The entries below should be transcribed in their entirety, exactly as written.

──────── DATA RECORDS

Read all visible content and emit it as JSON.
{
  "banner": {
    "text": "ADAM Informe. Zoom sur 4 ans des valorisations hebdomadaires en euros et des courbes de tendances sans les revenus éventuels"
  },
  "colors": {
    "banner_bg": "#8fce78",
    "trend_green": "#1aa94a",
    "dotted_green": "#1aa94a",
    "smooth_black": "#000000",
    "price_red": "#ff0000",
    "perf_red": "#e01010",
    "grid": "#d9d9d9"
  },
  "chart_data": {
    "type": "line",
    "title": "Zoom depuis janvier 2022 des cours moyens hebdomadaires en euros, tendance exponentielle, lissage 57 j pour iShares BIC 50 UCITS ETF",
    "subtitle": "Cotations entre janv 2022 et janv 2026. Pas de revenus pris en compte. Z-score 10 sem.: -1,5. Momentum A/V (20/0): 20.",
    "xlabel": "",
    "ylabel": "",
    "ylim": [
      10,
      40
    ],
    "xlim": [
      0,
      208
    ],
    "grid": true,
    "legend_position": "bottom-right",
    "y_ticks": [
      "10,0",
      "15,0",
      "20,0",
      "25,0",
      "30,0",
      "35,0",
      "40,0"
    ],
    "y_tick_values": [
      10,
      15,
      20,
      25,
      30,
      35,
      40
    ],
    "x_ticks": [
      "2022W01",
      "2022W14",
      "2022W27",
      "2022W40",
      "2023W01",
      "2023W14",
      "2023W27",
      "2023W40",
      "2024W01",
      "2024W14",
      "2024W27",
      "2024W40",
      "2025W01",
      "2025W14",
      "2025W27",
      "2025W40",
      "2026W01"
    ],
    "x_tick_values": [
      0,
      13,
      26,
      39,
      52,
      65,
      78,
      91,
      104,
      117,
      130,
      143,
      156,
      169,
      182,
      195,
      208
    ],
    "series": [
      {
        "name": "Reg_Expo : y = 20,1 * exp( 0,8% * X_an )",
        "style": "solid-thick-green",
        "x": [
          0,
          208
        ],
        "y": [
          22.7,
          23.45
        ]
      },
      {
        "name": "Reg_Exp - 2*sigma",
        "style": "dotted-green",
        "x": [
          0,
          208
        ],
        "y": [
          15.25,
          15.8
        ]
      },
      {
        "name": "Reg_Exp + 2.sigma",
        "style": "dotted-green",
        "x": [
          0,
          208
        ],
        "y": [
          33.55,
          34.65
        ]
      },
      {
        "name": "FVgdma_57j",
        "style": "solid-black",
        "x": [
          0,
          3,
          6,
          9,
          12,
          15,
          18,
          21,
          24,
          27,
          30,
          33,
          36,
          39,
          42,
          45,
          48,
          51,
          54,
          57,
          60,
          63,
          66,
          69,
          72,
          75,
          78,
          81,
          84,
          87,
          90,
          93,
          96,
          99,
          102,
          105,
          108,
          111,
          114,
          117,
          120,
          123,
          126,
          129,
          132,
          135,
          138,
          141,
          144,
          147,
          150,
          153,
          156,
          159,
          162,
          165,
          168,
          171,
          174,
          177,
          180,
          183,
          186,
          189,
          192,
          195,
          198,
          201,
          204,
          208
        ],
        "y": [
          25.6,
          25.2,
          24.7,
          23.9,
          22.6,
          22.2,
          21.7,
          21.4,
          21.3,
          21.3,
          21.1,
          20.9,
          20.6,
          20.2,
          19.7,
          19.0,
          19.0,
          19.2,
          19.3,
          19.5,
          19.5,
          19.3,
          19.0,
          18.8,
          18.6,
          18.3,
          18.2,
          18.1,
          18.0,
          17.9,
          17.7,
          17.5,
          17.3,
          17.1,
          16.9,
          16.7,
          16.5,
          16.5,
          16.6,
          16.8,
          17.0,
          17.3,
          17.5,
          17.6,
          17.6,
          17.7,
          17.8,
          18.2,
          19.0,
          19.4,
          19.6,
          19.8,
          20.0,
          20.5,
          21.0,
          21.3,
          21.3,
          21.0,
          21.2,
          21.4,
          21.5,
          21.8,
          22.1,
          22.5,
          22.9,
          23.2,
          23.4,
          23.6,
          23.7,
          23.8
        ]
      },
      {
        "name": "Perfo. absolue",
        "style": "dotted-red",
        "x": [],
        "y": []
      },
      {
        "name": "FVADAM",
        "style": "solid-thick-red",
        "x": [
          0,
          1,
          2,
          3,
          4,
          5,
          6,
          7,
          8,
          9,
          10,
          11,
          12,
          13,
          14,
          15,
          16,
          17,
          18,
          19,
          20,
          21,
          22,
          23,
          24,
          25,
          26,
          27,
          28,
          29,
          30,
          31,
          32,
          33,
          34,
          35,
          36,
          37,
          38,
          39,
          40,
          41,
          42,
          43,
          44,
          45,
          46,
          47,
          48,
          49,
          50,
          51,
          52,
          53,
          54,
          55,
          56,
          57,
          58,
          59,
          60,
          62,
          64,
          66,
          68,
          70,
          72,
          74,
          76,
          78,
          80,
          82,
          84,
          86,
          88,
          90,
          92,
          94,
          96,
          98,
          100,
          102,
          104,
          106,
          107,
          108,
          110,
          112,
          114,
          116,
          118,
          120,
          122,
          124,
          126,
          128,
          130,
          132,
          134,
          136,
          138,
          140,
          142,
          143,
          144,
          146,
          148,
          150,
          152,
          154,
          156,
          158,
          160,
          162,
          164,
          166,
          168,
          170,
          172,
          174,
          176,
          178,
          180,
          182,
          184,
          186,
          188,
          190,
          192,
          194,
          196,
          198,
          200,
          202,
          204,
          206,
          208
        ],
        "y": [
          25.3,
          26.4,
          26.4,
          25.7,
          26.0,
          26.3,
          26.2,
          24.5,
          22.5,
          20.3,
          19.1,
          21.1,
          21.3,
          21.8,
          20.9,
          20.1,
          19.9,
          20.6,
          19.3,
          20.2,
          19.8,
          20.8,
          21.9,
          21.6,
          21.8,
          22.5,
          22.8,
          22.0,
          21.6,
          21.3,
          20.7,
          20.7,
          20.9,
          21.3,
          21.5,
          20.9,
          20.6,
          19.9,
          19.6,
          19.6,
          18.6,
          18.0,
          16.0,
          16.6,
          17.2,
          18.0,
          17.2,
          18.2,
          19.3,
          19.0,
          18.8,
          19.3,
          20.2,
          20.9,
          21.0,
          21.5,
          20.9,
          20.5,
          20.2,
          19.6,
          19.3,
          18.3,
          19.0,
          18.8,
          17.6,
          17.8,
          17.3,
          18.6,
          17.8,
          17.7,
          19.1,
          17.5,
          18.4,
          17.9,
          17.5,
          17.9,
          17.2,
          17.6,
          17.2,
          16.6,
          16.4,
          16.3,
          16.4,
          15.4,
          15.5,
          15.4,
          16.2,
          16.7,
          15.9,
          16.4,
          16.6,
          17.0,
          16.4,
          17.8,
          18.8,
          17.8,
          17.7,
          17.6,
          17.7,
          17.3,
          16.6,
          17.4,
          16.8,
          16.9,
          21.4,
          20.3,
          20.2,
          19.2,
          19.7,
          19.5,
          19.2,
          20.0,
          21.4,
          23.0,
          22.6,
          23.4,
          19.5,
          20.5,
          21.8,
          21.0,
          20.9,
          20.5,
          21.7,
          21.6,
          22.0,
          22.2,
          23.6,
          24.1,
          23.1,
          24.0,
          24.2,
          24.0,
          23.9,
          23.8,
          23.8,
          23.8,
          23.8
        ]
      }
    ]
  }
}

────────────────

**TASK SOLUTION:**
Read all visible content and emit it as JSON.
{
  "banner": {
    "text": "ADAM Informe. Zoom sur 4 ans des valorisations hebdomadaires en euros et des courbes de tendances sans les revenus éventuels"
  },
  "colors": {
    "banner_bg": "#8fce78",
    "trend_green": "#1aa94a",
    "dotted_green": "#1aa94a",
    "smooth_black": "#000000",
    "price_red": "#ff0000",
    "perf_red": "#e01010",
    "grid": "#d9d9d9"
  },
  "chart_data": {
    "type": "line",
    "title": "Zoom depuis janvier 2022 des cours moyens hebdomadaires en euros, tendance exponentielle, lissage 57 j pour iShares BIC 50 UCITS ETF",
    "subtitle": "Cotations entre janv 2022 et janv 2026. Pas de revenus pris en compte. Z-score 10 sem.: -1,5. Momentum A/V (20/0): 20.",
    "xlabel": "",
    "ylabel": "",
    "ylim": [
      10,
      40
    ],
    "xlim": [
      0,
      208
    ],
    "grid": true,
    "legend_position": "bottom-right",
    "y_ticks": [
      "10,0",
      "15,0",
      "20,0",
      "25,0",
      "30,0",
      "35,0",
      "40,0"
    ],
    "y_tick_values": [
      10,
      15,
      20,
      25,
      30,
      35,
      40
    ],
    "x_ticks": [
      "2022W01",
      "2022W14",
      "2022W27",
      "2022W40",
      "2023W01",
      "2023W14",
      "2023W27",
      "2023W40",
      "2024W01",
      "2024W14",
      "2024W27",
      "2024W40",
      "2025W01",
      "2025W14",
      "2025W27",
      "2025W40",
      "2026W01"
    ],
    "x_tick_values": [
      0,
      13,
      26,
      39,
      52,
      65,
      78,
      91,
      104,
      117,
      130,
      143,
      156,
      169,
      182,
      195,
      208
    ],
    "series": [
      {
        "name": "Reg_Expo : y = 20,1 * exp( 0,8% * X_an )",
        "style": "solid-thick-green",
        "x": [
          0,
          208
        ],
        "y": [
          22.7,
          23.45
        ]
      },
      {
        "name": "Reg_Exp - 2*sigma",
        "style": "dotted-green",
        "x": [
          0,
          208
        ],
        "y": [
          15.25,
          15.8
        ]
      },
      {
        "name": "Reg_Exp + 2.sigma",
        "style": "dotted-green",
        "x": [
          0,
          208
        ],
        "y": [
          33.55,
          34.65
        ]
      },
      {
        "name": "FVgdma_57j",
        "style": "solid-black",
        "x": [
          0,
          3,
          6,
          9,
          12,
          15,
          18,
          21,
          24,
          27,
          30,
          33,
          36,
          39,
          42,
          45,
          48,
          51,
          54,
          57,
          60,
          63,
          66,
          69,
          72,
          75,
          78,
          81,
          84,
          87,
          90,
          93,
          96,
          99,
          102,
          105,
          108,
          111,
          114,
          117,
          120,
          123,
          126,
          129,
          132,
          135,
          138,
          141,
          144,
          147,
          150,
          153,
          156,
          159,
          162,
          165,
          168,
          171,
          174,
          177,
          180,
          183,
          186,
          189,
          192,
          195,
          198,
          201,
          204,
          208
        ],
        "y": [
          25.6,
          25.2,
          24.7,
          23.9,
          22.6,
          22.2,
          21.7,
          21.4,
          21.3,
          21.3,
          21.1,
          20.9,
          20.6,
          20.2,
          19.7,
          19.0,
          19.0,
          19.2,
          19.3,
          19.5,
          19.5,
          19.3,
          19.0,
          18.8,
          18.6,
          18.3,
          18.2,
          18.1,
          18.0,
          17.9,
          17.7,
          17.5,
          17.3,
          17.1,
          16.9,
          16.7,
          16.5,
          16.5,
          16.6,
          16.8,
          17.0,
          17.3,
          17.5,
          17.6,
          17.6,
          17.7,
          17.8,
          18.2,
          19.0,
          19.4,
          19.6,
          19.8,
          20.0,
          20.5,
          21.0,
          21.3,
          21.3,
          21.0,
          21.2,
          21.4,
          21.5,
          21.8,
          22.1,
          22.5,
          22.9,
          23.2,
          23.4,
          23.6,
          23.7,
          23.8
        ]
      },
      {
        "name": "Perfo. absolue",
        "style": "dotted-red",
        "x": [],
        "y": []
      },
      {
        "name": "FVADAM",
        "style": "solid-thick-red",
        "x": [
          0,
          1,
          2,
          3,
          4,
          5,
          6,
          7,
          8,
          9,
          10,
          11,
          12,
          13,
          14,
          15,
          16,
          17,
          18,
          19,
          20,
          21,
          22,
          23,
          24,
          25,
          26,
          27,
          28,
          29,
          30,
          31,
          32,
          33,
          34,
          35,
          36,
          37,
          38,
          39,
          40,
          41,
          42,
          43,
          44,
          45,
          46,
          47,
          48,
          49,
          50,
          51,
          52,
          53,
          54,
          55,
          56,
          57,
          58,
          59,
          60,
          62,
          64,
          66,
          68,
          70,
          72,
          74,
          76,
          78,
          80,
          82,
          84,
          86,
          88,
          90,
          92,
          94,
          96,
          98,
          100,
          102,
          104,
          106,
          107,
          108,
          110,
          112,
          114,
          116,
          118,
          120,
          122,
          124,
          126,
          128,
          130,
          132,
          134,
          136,
          138,
          140,
          142,
          143,
          144,
          146,
          148,
          150,
          152,
          154,
          156,
          158,
          160,
          162,
          164,
          166,
          168,
          170,
          172,
          174,
          176,
          178,
          180,
          182,
          184,
          186,
          188,
          190,
          192,
          194,
          196,
          198,
          200,
          202,
          204,
          206,
          208
        ],
        "y": [
          25.3,
          26.4,
          26.4,
          25.7,
          26.0,
          26.3,
          26.2,
          24.5,
          22.5,
          20.3,
          19.1,
          21.1,
          21.3,
          21.8,
          20.9,
          20.1,
          19.9,
          20.6,
          19.3,
          20.2,
          19.8,
          20.8,
          21.9,
          21.6,
          21.8,
          22.5,
          22.8,
          22.0,
          21.6,
          21.3,
          20.7,
          20.7,
          20.9,
          21.3,
          21.5,
          20.9,
          20.6,
          19.9,
          19.6,
          19.6,
          18.6,
          18.0,
          16.0,
          16.6,
          17.2,
          18.0,
          17.2,
          18.2,
          19.3,
          19.0,
          18.8,
          19.3,
          20.2,
          20.9,
          21.0,
          21.5,
          20.9,
          20.5,
          20.2,
          19.6,
          19.3,
          18.3,
          19.0,
          18.8,
          17.6,
          17.8,
          17.3,
          18.6,
          17.8,
          17.7,
          19.1,
          17.5,
          18.4,
          17.9,
          17.5,
          17.9,
          17.2,
          17.6,
          17.2,
          16.6,
          16.4,
          16.3,
          16.4,
          15.4,
          15.5,
          15.4,
          16.2,
          16.7,
          15.9,
          16.4,
          16.6,
          17.0,
          16.4,
          17.8,
          18.8,
          17.8,
          17.7,
          17.6,
          17.7,
          17.3,
          16.6,
          17.4,
          16.8,
          16.9,
          21.4,
          20.3,
          20.2,
          19.2,
          19.7,
          19.5,
          19.2,
          20.0,
          21.4,
          23.0,
          22.6,
          23.4,
          19.5,
          20.5,
          21.8,
          21.0,
          20.9,
          20.5,
          21.7,
          21.6,
          22.0,
          22.2,
          23.6,
          24.1,
          23.1,
          24.0,
          24.2,
          24.0,
          23.9,
          23.8,
          23.8,
          23.8,
          23.8
        ]
      }
    ]
  }
}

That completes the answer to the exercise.